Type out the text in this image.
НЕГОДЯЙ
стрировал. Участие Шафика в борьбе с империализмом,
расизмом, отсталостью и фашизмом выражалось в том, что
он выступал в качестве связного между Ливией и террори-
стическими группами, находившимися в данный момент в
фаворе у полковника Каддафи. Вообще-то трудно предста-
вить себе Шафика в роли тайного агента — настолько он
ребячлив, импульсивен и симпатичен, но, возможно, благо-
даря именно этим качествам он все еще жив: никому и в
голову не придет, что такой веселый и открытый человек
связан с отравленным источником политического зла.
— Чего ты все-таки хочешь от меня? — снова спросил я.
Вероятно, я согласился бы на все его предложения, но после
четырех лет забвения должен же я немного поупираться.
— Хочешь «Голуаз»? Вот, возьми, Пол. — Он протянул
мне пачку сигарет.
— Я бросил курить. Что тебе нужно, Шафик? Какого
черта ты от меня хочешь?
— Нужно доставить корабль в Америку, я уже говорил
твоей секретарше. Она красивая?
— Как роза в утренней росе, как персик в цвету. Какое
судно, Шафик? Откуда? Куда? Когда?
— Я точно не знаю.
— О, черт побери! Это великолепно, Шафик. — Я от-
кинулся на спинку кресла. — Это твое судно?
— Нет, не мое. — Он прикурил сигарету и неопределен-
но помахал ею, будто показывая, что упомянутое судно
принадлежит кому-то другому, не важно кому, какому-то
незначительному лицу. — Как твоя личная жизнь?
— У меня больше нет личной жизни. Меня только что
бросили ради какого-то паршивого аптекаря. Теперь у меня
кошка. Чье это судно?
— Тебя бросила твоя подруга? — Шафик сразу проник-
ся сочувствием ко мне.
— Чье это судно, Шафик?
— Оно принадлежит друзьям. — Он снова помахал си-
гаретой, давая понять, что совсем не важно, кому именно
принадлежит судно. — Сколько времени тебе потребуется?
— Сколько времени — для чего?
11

(Exercise aim):
Copy out every line of the data above, exactly as given.

(Completed exercise):
Type out the text in this image.
НЕГОДЯЙ
стрировал. Участие Шафика в борьбе с империализмом,
расизмом, отсталостью и фашизмом выражалось в том, что
он выступал в качестве связного между Ливией и террори-
стическими группами, находившимися в данный момент в
фаворе у полковника Каддафи. Вообще-то трудно предста-
вить себе Шафика в роли тайного агента — настолько он
ребячлив, импульсивен и симпатичен, но, возможно, благо-
даря именно этим качествам он все еще жив: никому и в
голову не придет, что такой веселый и открытый человек
связан с отравленным источником политического зла.
— Чего ты все-таки хочешь от меня? — снова спросил я.
Вероятно, я согласился бы на все его предложения, но после
четырех лет забвения должен же я немного поупираться.
— Хочешь «Голуаз»? Вот, возьми, Пол. — Он протянул
мне пачку сигарет.
— Я бросил курить. Что тебе нужно, Шафик? Какого
черта ты от меня хочешь?
— Нужно доставить корабль в Америку, я уже говорил
твоей секретарше. Она красивая?
— Как роза в утренней росе, как персик в цвету. Какое
судно, Шафик? Откуда? Куда? Когда?
— Я точно не знаю.
— О, черт побери! Это великолепно, Шафик. — Я от-
кинулся на спинку кресла. — Это твое судно?
— Нет, не мое. — Он прикурил сигарету и неопределен-
но помахал ею, будто показывая, что упомянутое судно
принадлежит кому-то другому, не важно кому, какому-то
незначительному лицу. — Как твоя личная жизнь?
— У меня больше нет личной жизни. Меня только что
бросили ради какого-то паршивого аптекаря. Теперь у меня
кошка. Чье это судно?
— Тебя бросила твоя подруга? — Шафик сразу проник-
ся сочувствием ко мне.
— Чье это судно, Шафик?
— Оно принадлежит друзьям. — Он снова помахал си-
гаретой, давая понять, что совсем не важно, кому именно
принадлежит судно. — Сколько времени тебе потребуется?
— Сколько времени — для чего?
11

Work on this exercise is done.